-- Start of Supplied entries --

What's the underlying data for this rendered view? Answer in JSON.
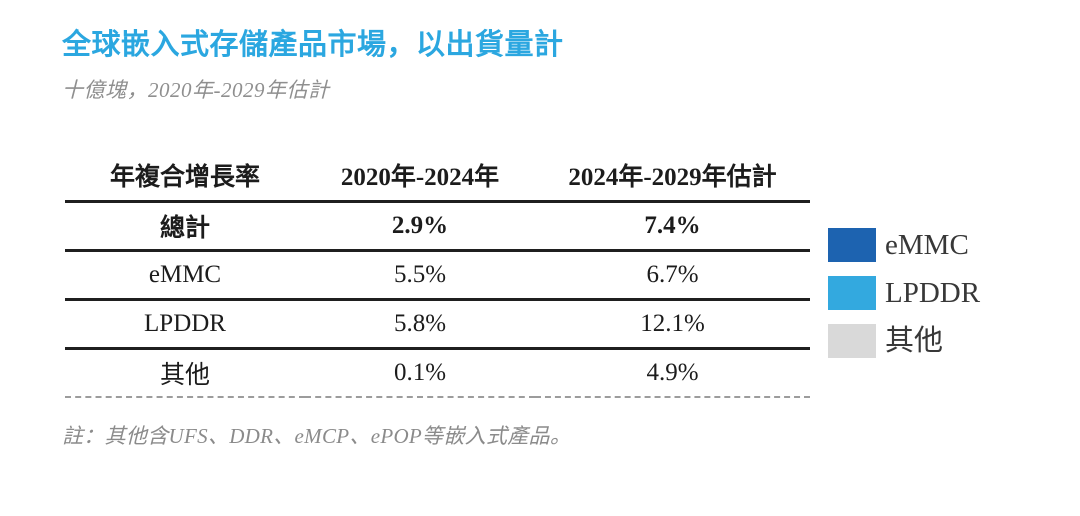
{
  "header": {
    "title": "全球嵌入式存儲產品市場，以出貨量計",
    "subtitle": "十億塊，2020年-2029年估計"
  },
  "table": {
    "columns": [
      "年複合增長率",
      "2020年-2024年",
      "2024年-2029年估計"
    ],
    "rows": [
      {
        "label": "總計",
        "values": [
          "2.9%",
          "7.4%"
        ]
      },
      {
        "label": "eMMC",
        "values": [
          "5.5%",
          "6.7%"
        ]
      },
      {
        "label": "LPDDR",
        "values": [
          "5.8%",
          "12.1%"
        ]
      },
      {
        "label": "其他",
        "values": [
          "0.1%",
          "4.9%"
        ]
      }
    ]
  },
  "legend": {
    "items": [
      {
        "label": "eMMC",
        "color": "#1d63b0"
      },
      {
        "label": "LPDDR",
        "color": "#33a9df"
      },
      {
        "label": "其他",
        "color": "#d9d9d9"
      }
    ]
  },
  "footnote": "註：其他含UFS、DDR、eMCP、ePOP等嵌入式產品。",
  "colors": {
    "title_accent": "#2ba7e0",
    "muted_text": "#8f8f8f",
    "table_line": "#1f1f1f",
    "dashed_line": "#9c9c9c"
  },
  "chart_data": {
    "type": "table",
    "title": "全球嵌入式存儲產品市場，以出貨量計",
    "subtitle": "十億塊，2020年-2029年估計",
    "unit": "十億塊",
    "columns": [
      "年複合增長率",
      "2020年-2024年",
      "2024年-2029年估計"
    ],
    "rows": [
      [
        "總計",
        "2.9%",
        "7.4%"
      ],
      [
        "eMMC",
        "5.5%",
        "6.7%"
      ],
      [
        "LPDDR",
        "5.8%",
        "12.1%"
      ],
      [
        "其他",
        "0.1%",
        "4.9%"
      ]
    ],
    "cagr_percent": {
      "總計": {
        "2020-2024": 2.9,
        "2024-2029E": 7.4
      },
      "eMMC": {
        "2020-2024": 5.5,
        "2024-2029E": 6.7
      },
      "LPDDR": {
        "2020-2024": 5.8,
        "2024-2029E": 12.1
      },
      "其他": {
        "2020-2024": 0.1,
        "2024-2029E": 4.9
      }
    },
    "legend": [
      "eMMC",
      "LPDDR",
      "其他"
    ],
    "legend_position": "right",
    "note": "註：其他含UFS、DDR、eMCP、ePOP等嵌入式產品。"
  }
}
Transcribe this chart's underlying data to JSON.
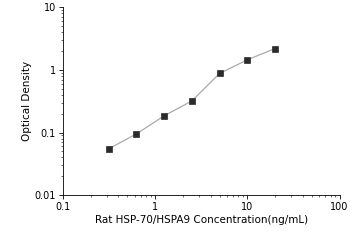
{
  "x_data": [
    0.313,
    0.625,
    1.25,
    2.5,
    5.0,
    10.0,
    20.0
  ],
  "y_data": [
    0.055,
    0.095,
    0.185,
    0.32,
    0.88,
    1.45,
    2.2
  ],
  "xlabel": "Rat HSP-70/HSPA9 Concentration(ng/mL)",
  "ylabel": "Optical Density",
  "xlim": [
    0.1,
    100
  ],
  "ylim": [
    0.01,
    10
  ],
  "xticks": [
    0.1,
    1,
    10,
    100
  ],
  "yticks": [
    0.01,
    0.1,
    1,
    10
  ],
  "marker": "s",
  "marker_color": "#2b2b2b",
  "line_color": "#aaaaaa",
  "marker_size": 4.5,
  "line_width": 0.9,
  "font_size_label": 7.5,
  "font_size_tick": 7,
  "bg_color": "#ffffff"
}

-- End of Supplied entries --

### Exercise directions
Report the number of lines holding the string "eMMC", without any other words.

### Output for this exercise
5